-------- Data shown
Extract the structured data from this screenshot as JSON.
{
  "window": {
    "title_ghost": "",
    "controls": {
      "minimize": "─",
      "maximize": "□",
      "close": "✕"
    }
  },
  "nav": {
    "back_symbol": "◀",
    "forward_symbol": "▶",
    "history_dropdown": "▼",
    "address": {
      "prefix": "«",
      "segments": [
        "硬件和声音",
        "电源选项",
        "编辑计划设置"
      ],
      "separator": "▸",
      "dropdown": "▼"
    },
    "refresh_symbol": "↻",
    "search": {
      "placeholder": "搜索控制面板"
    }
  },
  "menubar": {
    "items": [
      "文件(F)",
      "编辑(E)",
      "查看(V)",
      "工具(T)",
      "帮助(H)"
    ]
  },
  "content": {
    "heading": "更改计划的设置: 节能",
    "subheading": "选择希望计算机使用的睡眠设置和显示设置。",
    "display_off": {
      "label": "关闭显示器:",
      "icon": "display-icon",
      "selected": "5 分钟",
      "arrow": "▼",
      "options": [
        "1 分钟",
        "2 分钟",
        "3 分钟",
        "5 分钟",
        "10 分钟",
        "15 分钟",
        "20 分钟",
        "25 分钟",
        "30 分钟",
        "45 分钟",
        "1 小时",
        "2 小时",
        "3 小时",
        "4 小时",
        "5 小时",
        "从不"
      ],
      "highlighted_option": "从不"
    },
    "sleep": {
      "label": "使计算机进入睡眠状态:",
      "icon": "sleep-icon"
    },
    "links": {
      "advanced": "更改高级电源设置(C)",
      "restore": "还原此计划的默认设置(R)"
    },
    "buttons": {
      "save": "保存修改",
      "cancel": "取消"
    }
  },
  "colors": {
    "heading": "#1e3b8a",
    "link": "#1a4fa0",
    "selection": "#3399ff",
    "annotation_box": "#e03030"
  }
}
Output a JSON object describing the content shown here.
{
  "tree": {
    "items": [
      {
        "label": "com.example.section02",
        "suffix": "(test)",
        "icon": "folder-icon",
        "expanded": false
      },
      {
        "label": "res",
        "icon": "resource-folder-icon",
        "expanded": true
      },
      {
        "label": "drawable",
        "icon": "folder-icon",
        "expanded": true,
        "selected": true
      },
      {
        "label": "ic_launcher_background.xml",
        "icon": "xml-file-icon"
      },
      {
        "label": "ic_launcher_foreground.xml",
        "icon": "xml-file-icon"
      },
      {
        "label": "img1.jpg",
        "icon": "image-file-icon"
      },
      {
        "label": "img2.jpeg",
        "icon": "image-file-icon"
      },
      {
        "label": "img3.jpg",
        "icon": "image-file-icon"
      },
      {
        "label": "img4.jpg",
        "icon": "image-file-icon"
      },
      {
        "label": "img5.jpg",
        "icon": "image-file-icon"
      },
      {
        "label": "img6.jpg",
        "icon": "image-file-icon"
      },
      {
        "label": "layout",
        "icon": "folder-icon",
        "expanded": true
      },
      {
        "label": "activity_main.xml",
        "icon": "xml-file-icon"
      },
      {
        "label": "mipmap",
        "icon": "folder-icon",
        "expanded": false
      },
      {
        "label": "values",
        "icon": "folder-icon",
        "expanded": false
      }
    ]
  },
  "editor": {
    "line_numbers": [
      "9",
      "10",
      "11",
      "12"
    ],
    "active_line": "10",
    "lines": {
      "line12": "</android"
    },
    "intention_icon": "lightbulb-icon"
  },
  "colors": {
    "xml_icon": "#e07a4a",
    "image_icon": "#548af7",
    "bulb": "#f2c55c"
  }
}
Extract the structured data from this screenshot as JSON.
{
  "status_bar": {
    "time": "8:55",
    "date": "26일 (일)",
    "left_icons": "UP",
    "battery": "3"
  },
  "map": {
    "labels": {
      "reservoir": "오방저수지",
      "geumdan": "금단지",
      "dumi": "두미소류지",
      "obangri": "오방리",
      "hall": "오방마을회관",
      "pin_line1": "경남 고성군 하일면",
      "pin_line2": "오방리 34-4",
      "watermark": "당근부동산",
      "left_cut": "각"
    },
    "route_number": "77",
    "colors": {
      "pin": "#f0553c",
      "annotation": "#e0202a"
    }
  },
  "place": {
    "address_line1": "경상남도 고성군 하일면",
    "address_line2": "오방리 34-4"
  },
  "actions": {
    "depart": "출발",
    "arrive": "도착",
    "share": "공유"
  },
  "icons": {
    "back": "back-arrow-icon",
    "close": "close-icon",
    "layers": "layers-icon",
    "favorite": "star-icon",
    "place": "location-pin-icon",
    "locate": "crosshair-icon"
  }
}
----------------
Description of the task - Reproduce the records word for word.

Result -
Extract the structured data from this screenshot as JSON.
{
  "window": {
    "title_ghost": "",
    "controls": {
      "minimize": "─",
      "maximize": "□",
      "close": "✕"
    }
  },
  "nav": {
    "back_symbol": "◀",
    "forward_symbol": "▶",
    "history_dropdown": "▼",
    "address": {
      "prefix": "«",
      "segments": [
        "硬件和声音",
        "电源选项",
        "编辑计划设置"
      ],
      "separator": "▸",
      "dropdown": "▼"
    },
    "refresh_symbol": "↻",
    "search": {
      "placeholder": "搜索控制面板"
    }
  },
  "menubar": {
    "items": [
      "文件(F)",
      "编辑(E)",
      "查看(V)",
      "工具(T)",
      "帮助(H)"
    ]
  },
  "content": {
    "heading": "更改计划的设置: 节能",
    "subheading": "选择希望计算机使用的睡眠设置和显示设置。",
    "display_off": {
      "label": "关闭显示器:",
      "icon": "display-icon",
      "selected": "5 分钟",
      "arrow": "▼",
      "options": [
        "1 分钟",
        "2 分钟",
        "3 分钟",
        "5 分钟",
        "10 分钟",
        "15 分钟",
        "20 分钟",
        "25 分钟",
        "30 分钟",
        "45 分钟",
        "1 小时",
        "2 小时",
        "3 小时",
        "4 小时",
        "5 小时",
        "从不"
      ],
      "highlighted_option": "从不"
    },
    "sleep": {
      "label": "使计算机进入睡眠状态:",
      "icon": "sleep-icon"
    },
    "links": {
      "advanced": "更改高级电源设置(C)",
      "restore": "还原此计划的默认设置(R)"
    },
    "buttons": {
      "save": "保存修改",
      "cancel": "取消"
    }
  },
  "colors": {
    "heading": "#1e3b8a",
    "link": "#1a4fa0",
    "selection": "#3399ff",
    "annotation_box": "#e03030"
  }
}
Output a JSON object describing the content shown here.
{
  "tree": {
    "items": [
      {
        "label": "com.example.section02",
        "suffix": "(test)",
        "icon": "folder-icon",
        "expanded": false
      },
      {
        "label": "res",
        "icon": "resource-folder-icon",
        "expanded": true
      },
      {
        "label": "drawable",
        "icon": "folder-icon",
        "expanded": true,
        "selected": true
      },
      {
        "label": "ic_launcher_background.xml",
        "icon": "xml-file-icon"
      },
      {
        "label": "ic_launcher_foreground.xml",
        "icon": "xml-file-icon"
      },
      {
        "label": "img1.jpg",
        "icon": "image-file-icon"
      },
      {
        "label": "img2.jpeg",
        "icon": "image-file-icon"
      },
      {
        "label": "img3.jpg",
        "icon": "image-file-icon"
      },
      {
        "label": "img4.jpg",
        "icon": "image-file-icon"
      },
      {
        "label": "img5.jpg",
        "icon": "image-file-icon"
      },
      {
        "label": "img6.jpg",
        "icon": "image-file-icon"
      },
      {
        "label": "layout",
        "icon": "folder-icon",
        "expanded": true
      },
      {
        "label": "activity_main.xml",
        "icon": "xml-file-icon"
      },
      {
        "label": "mipmap",
        "icon": "folder-icon",
        "expanded": false
      },
      {
        "label": "values",
        "icon": "folder-icon",
        "expanded": false
      }
    ]
  },
  "editor": {
    "line_numbers": [
      "9",
      "10",
      "11",
      "12"
    ],
    "active_line": "10",
    "lines": {
      "line12": "</android"
    },
    "intention_icon": "lightbulb-icon"
  },
  "colors": {
    "xml_icon": "#e07a4a",
    "image_icon": "#548af7",
    "bulb": "#f2c55c"
  }
}
Extract the structured data from this screenshot as JSON.
{
  "status_bar": {
    "time": "8:55",
    "date": "26일 (일)",
    "left_icons": "UP",
    "battery": "3"
  },
  "map": {
    "labels": {
      "reservoir": "오방저수지",
      "geumdan": "금단지",
      "dumi": "두미소류지",
      "obangri": "오방리",
      "hall": "오방마을회관",
      "pin_line1": "경남 고성군 하일면",
      "pin_line2": "오방리 34-4",
      "watermark": "당근부동산",
      "left_cut": "각"
    },
    "route_number": "77",
    "colors": {
      "pin": "#f0553c",
      "annotation": "#e0202a"
    }
  },
  "place": {
    "address_line1": "경상남도 고성군 하일면",
    "address_line2": "오방리 34-4"
  },
  "actions": {
    "depart": "출발",
    "arrive": "도착",
    "share": "공유"
  },
  "icons": {
    "back": "back-arrow-icon",
    "close": "close-icon",
    "layers": "layers-icon",
    "favorite": "star-icon",
    "place": "location-pin-icon",
    "locate": "crosshair-icon"
  }
}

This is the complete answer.